Exercise brief: Will you output the entries below exactly, skipping every image they contain?

Task material:
-=-=-=-=-
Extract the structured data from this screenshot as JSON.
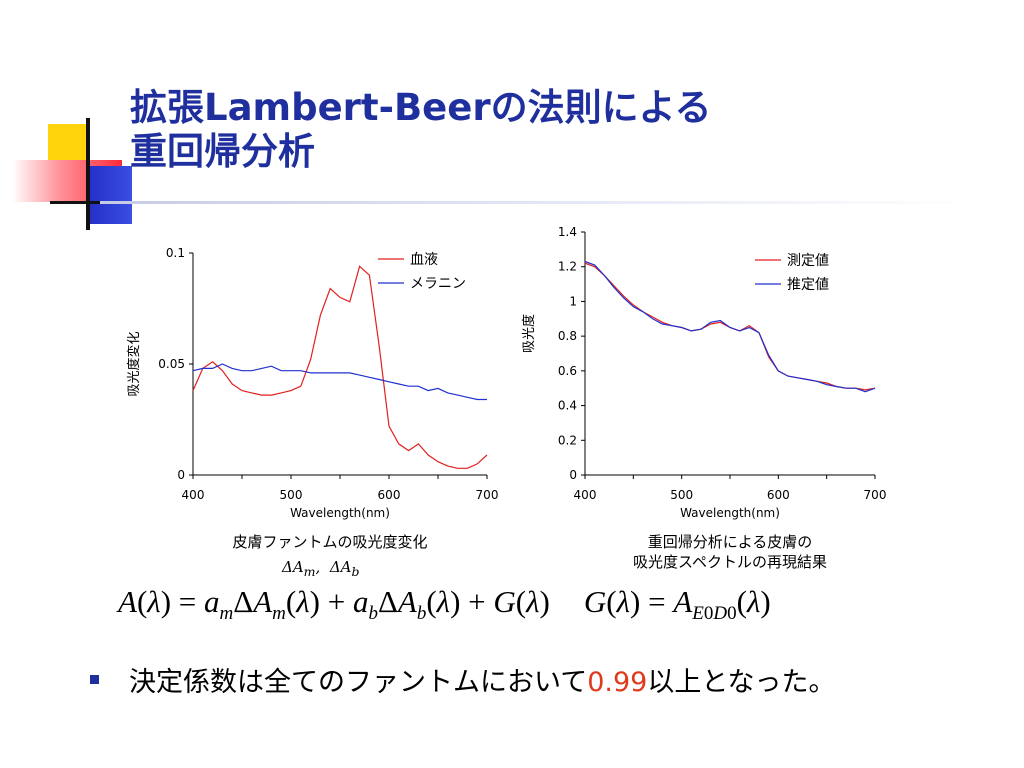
{
  "slide": {
    "title_line1": "拡張Lambert-Beerの法則による",
    "title_line2": "重回帰分析",
    "bullet_before": "決定係数は全てのファントムにおいて",
    "bullet_highlight": "0.99",
    "bullet_after": "以上となった。",
    "accent_color": "#1f2f9e",
    "highlight_color": "#e03a1e"
  },
  "captions": {
    "left": "皮膚ファントムの吸光度変化",
    "left_symbols": "ΔA m , ΔA b",
    "right_line1": "重回帰分析による皮膚の",
    "right_line2": "吸光度スペクトルの再現結果"
  },
  "equation": {
    "text": "A(λ) = a_m ΔA_m(λ) + a_b ΔA_b(λ) + G(λ)    G(λ) = A_E0D0(λ)"
  },
  "chart_data": [
    {
      "type": "line",
      "xlabel": "Wavelength(nm)",
      "ylabel": "吸光度変化",
      "xlim": [
        400,
        700
      ],
      "ylim": [
        0,
        0.1
      ],
      "xticks": [
        "400",
        "500",
        "600",
        "700"
      ],
      "yticks": [
        "0",
        "0.05",
        "0.1"
      ],
      "legend_position": "top-right",
      "grid": false,
      "series": [
        {
          "name": "血液",
          "color": "#e02020",
          "x": [
            400,
            410,
            420,
            430,
            440,
            450,
            460,
            470,
            480,
            490,
            500,
            510,
            520,
            530,
            540,
            550,
            560,
            570,
            580,
            590,
            600,
            610,
            620,
            630,
            640,
            650,
            660,
            670,
            680,
            690,
            700
          ],
          "y": [
            0.038,
            0.048,
            0.051,
            0.047,
            0.041,
            0.038,
            0.037,
            0.036,
            0.036,
            0.037,
            0.038,
            0.04,
            0.052,
            0.072,
            0.084,
            0.08,
            0.078,
            0.094,
            0.09,
            0.058,
            0.022,
            0.014,
            0.011,
            0.014,
            0.009,
            0.006,
            0.004,
            0.003,
            0.003,
            0.005,
            0.009
          ]
        },
        {
          "name": "メラニン",
          "color": "#2030d0",
          "x": [
            400,
            410,
            420,
            430,
            440,
            450,
            460,
            470,
            480,
            490,
            500,
            510,
            520,
            530,
            540,
            550,
            560,
            570,
            580,
            590,
            600,
            610,
            620,
            630,
            640,
            650,
            660,
            670,
            680,
            690,
            700
          ],
          "y": [
            0.047,
            0.048,
            0.048,
            0.05,
            0.048,
            0.047,
            0.047,
            0.048,
            0.049,
            0.047,
            0.047,
            0.047,
            0.046,
            0.046,
            0.046,
            0.046,
            0.046,
            0.045,
            0.044,
            0.043,
            0.042,
            0.041,
            0.04,
            0.04,
            0.038,
            0.039,
            0.037,
            0.036,
            0.035,
            0.034,
            0.034
          ]
        }
      ]
    },
    {
      "type": "line",
      "xlabel": "Wavelength(nm)",
      "ylabel": "吸光度",
      "xlim": [
        400,
        700
      ],
      "ylim": [
        0,
        1.4
      ],
      "xticks": [
        "400",
        "500",
        "600",
        "700"
      ],
      "yticks": [
        "0",
        "0.2",
        "0.4",
        "0.6",
        "0.8",
        "1",
        "1.2",
        "1.4"
      ],
      "legend_position": "top-right",
      "grid": false,
      "series": [
        {
          "name": "測定値",
          "color": "#e02020",
          "x": [
            400,
            410,
            420,
            430,
            440,
            450,
            460,
            470,
            480,
            490,
            500,
            510,
            520,
            530,
            540,
            550,
            560,
            570,
            580,
            590,
            600,
            610,
            620,
            630,
            640,
            650,
            660,
            670,
            680,
            690,
            700
          ],
          "y": [
            1.22,
            1.2,
            1.15,
            1.09,
            1.03,
            0.98,
            0.94,
            0.91,
            0.88,
            0.86,
            0.85,
            0.83,
            0.84,
            0.87,
            0.88,
            0.85,
            0.83,
            0.86,
            0.82,
            0.68,
            0.6,
            0.57,
            0.56,
            0.55,
            0.54,
            0.53,
            0.51,
            0.5,
            0.5,
            0.49,
            0.5
          ]
        },
        {
          "name": "推定値",
          "color": "#2030d0",
          "x": [
            400,
            410,
            420,
            430,
            440,
            450,
            460,
            470,
            480,
            490,
            500,
            510,
            520,
            530,
            540,
            550,
            560,
            570,
            580,
            590,
            600,
            610,
            620,
            630,
            640,
            650,
            660,
            670,
            680,
            690,
            700
          ],
          "y": [
            1.23,
            1.21,
            1.15,
            1.08,
            1.02,
            0.97,
            0.94,
            0.9,
            0.87,
            0.86,
            0.85,
            0.83,
            0.84,
            0.88,
            0.89,
            0.85,
            0.83,
            0.85,
            0.82,
            0.69,
            0.6,
            0.57,
            0.56,
            0.55,
            0.54,
            0.52,
            0.51,
            0.5,
            0.5,
            0.48,
            0.5
          ]
        }
      ]
    }
  ]
}
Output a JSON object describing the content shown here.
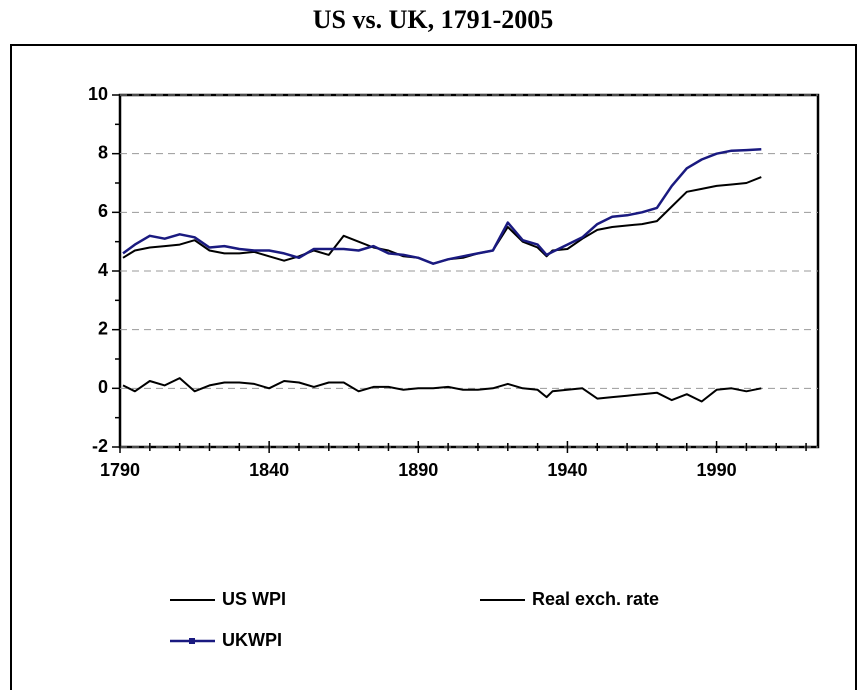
-=-=-=-=-
Task result:
Extract the structured data from this screenshot as JSON.
{
  "slide": {
    "title_line1": "拡張Lambert-Beerの法則による",
    "title_line2": "重回帰分析",
    "bullet_before": "決定係数は全てのファントムにおいて",
    "bullet_highlight": "0.99",
    "bullet_after": "以上となった。",
    "accent_color": "#1f2f9e",
    "highlight_color": "#e03a1e"
  },
  "captions": {
    "left": "皮膚ファントムの吸光度変化",
    "left_symbols": "ΔA m , ΔA b",
    "right_line1": "重回帰分析による皮膚の",
    "right_line2": "吸光度スペクトルの再現結果"
  },
  "equation": {
    "text": "A(λ) = a_m ΔA_m(λ) + a_b ΔA_b(λ) + G(λ)    G(λ) = A_E0D0(λ)"
  },
  "chart_data": [
    {
      "type": "line",
      "xlabel": "Wavelength(nm)",
      "ylabel": "吸光度変化",
      "xlim": [
        400,
        700
      ],
      "ylim": [
        0,
        0.1
      ],
      "xticks": [
        "400",
        "500",
        "600",
        "700"
      ],
      "yticks": [
        "0",
        "0.05",
        "0.1"
      ],
      "legend_position": "top-right",
      "grid": false,
      "series": [
        {
          "name": "血液",
          "color": "#e02020",
          "x": [
            400,
            410,
            420,
            430,
            440,
            450,
            460,
            470,
            480,
            490,
            500,
            510,
            520,
            530,
            540,
            550,
            560,
            570,
            580,
            590,
            600,
            610,
            620,
            630,
            640,
            650,
            660,
            670,
            680,
            690,
            700
          ],
          "y": [
            0.038,
            0.048,
            0.051,
            0.047,
            0.041,
            0.038,
            0.037,
            0.036,
            0.036,
            0.037,
            0.038,
            0.04,
            0.052,
            0.072,
            0.084,
            0.08,
            0.078,
            0.094,
            0.09,
            0.058,
            0.022,
            0.014,
            0.011,
            0.014,
            0.009,
            0.006,
            0.004,
            0.003,
            0.003,
            0.005,
            0.009
          ]
        },
        {
          "name": "メラニン",
          "color": "#2030d0",
          "x": [
            400,
            410,
            420,
            430,
            440,
            450,
            460,
            470,
            480,
            490,
            500,
            510,
            520,
            530,
            540,
            550,
            560,
            570,
            580,
            590,
            600,
            610,
            620,
            630,
            640,
            650,
            660,
            670,
            680,
            690,
            700
          ],
          "y": [
            0.047,
            0.048,
            0.048,
            0.05,
            0.048,
            0.047,
            0.047,
            0.048,
            0.049,
            0.047,
            0.047,
            0.047,
            0.046,
            0.046,
            0.046,
            0.046,
            0.046,
            0.045,
            0.044,
            0.043,
            0.042,
            0.041,
            0.04,
            0.04,
            0.038,
            0.039,
            0.037,
            0.036,
            0.035,
            0.034,
            0.034
          ]
        }
      ]
    },
    {
      "type": "line",
      "xlabel": "Wavelength(nm)",
      "ylabel": "吸光度",
      "xlim": [
        400,
        700
      ],
      "ylim": [
        0,
        1.4
      ],
      "xticks": [
        "400",
        "500",
        "600",
        "700"
      ],
      "yticks": [
        "0",
        "0.2",
        "0.4",
        "0.6",
        "0.8",
        "1",
        "1.2",
        "1.4"
      ],
      "legend_position": "top-right",
      "grid": false,
      "series": [
        {
          "name": "測定値",
          "color": "#e02020",
          "x": [
            400,
            410,
            420,
            430,
            440,
            450,
            460,
            470,
            480,
            490,
            500,
            510,
            520,
            530,
            540,
            550,
            560,
            570,
            580,
            590,
            600,
            610,
            620,
            630,
            640,
            650,
            660,
            670,
            680,
            690,
            700
          ],
          "y": [
            1.22,
            1.2,
            1.15,
            1.09,
            1.03,
            0.98,
            0.94,
            0.91,
            0.88,
            0.86,
            0.85,
            0.83,
            0.84,
            0.87,
            0.88,
            0.85,
            0.83,
            0.86,
            0.82,
            0.68,
            0.6,
            0.57,
            0.56,
            0.55,
            0.54,
            0.53,
            0.51,
            0.5,
            0.5,
            0.49,
            0.5
          ]
        },
        {
          "name": "推定値",
          "color": "#2030d0",
          "x": [
            400,
            410,
            420,
            430,
            440,
            450,
            460,
            470,
            480,
            490,
            500,
            510,
            520,
            530,
            540,
            550,
            560,
            570,
            580,
            590,
            600,
            610,
            620,
            630,
            640,
            650,
            660,
            670,
            680,
            690,
            700
          ],
          "y": [
            1.23,
            1.21,
            1.15,
            1.08,
            1.02,
            0.97,
            0.94,
            0.9,
            0.87,
            0.86,
            0.85,
            0.83,
            0.84,
            0.88,
            0.89,
            0.85,
            0.83,
            0.85,
            0.82,
            0.69,
            0.6,
            0.57,
            0.56,
            0.55,
            0.54,
            0.52,
            0.51,
            0.5,
            0.5,
            0.48,
            0.5
          ]
        }
      ]
    }
  ]
}
Output a JSON object describing the content shown here.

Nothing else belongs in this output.